Records from a data collection
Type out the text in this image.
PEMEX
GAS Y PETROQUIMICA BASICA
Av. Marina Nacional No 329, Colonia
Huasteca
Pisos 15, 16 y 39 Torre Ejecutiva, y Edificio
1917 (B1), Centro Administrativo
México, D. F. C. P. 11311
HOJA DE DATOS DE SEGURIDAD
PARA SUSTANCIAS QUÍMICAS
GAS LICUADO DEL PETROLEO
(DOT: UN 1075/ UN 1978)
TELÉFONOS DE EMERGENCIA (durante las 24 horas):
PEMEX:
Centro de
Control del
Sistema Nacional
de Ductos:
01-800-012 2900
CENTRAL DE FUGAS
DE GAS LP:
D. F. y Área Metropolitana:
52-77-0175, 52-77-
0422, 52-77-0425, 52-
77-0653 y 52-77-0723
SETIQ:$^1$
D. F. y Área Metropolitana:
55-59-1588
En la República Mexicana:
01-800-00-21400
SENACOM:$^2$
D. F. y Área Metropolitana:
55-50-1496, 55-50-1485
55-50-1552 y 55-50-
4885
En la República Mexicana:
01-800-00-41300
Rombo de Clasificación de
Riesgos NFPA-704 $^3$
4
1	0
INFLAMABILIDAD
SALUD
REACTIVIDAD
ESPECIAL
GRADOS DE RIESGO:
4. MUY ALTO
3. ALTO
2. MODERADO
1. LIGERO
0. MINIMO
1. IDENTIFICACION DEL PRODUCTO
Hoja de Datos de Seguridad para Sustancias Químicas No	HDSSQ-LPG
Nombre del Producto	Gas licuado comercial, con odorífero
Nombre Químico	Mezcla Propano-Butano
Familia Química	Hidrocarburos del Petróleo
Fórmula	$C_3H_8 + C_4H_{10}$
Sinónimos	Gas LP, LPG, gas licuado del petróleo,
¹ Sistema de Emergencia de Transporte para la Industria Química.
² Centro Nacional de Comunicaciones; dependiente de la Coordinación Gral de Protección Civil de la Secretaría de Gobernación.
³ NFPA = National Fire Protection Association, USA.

### WHAT IS EXPECTED
Output the whole listing above again, word for word.

### ANSWER IN FULL
Type out the text in this image.
PEMEX
GAS Y PETROQUIMICA BASICA
Av. Marina Nacional No 329, Colonia
Huasteca
Pisos 15, 16 y 39 Torre Ejecutiva, y Edificio
1917 (B1), Centro Administrativo
México, D. F. C. P. 11311
HOJA DE DATOS DE SEGURIDAD
PARA SUSTANCIAS QUÍMICAS
GAS LICUADO DEL PETROLEO
(DOT: UN 1075/ UN 1978)
TELÉFONOS DE EMERGENCIA (durante las 24 horas):
PEMEX:
Centro de
Control del
Sistema Nacional
de Ductos:
01-800-012 2900
CENTRAL DE FUGAS
DE GAS LP:
D. F. y Área Metropolitana:
52-77-0175, 52-77-
0422, 52-77-0425, 52-
77-0653 y 52-77-0723
SETIQ:$^1$
D. F. y Área Metropolitana:
55-59-1588
En la República Mexicana:
01-800-00-21400
SENACOM:$^2$
D. F. y Área Metropolitana:
55-50-1496, 55-50-1485
55-50-1552 y 55-50-
4885
En la República Mexicana:
01-800-00-41300
Rombo de Clasificación de
Riesgos NFPA-704 $^3$
4
1	0
INFLAMABILIDAD
SALUD
REACTIVIDAD
ESPECIAL
GRADOS DE RIESGO:
4. MUY ALTO
3. ALTO
2. MODERADO
1. LIGERO
0. MINIMO
1. IDENTIFICACION DEL PRODUCTO
Hoja de Datos de Seguridad para Sustancias Químicas No	HDSSQ-LPG
Nombre del Producto	Gas licuado comercial, con odorífero
Nombre Químico	Mezcla Propano-Butano
Familia Química	Hidrocarburos del Petróleo
Fórmula	$C_3H_8 + C_4H_{10}$
Sinónimos	Gas LP, LPG, gas licuado del petróleo,
¹ Sistema de Emergencia de Transporte para la Industria Química.
² Centro Nacional de Comunicaciones; dependiente de la Coordinación Gral de Protección Civil de la Secretaría de Gobernación.
³ NFPA = National Fire Protection Association, USA.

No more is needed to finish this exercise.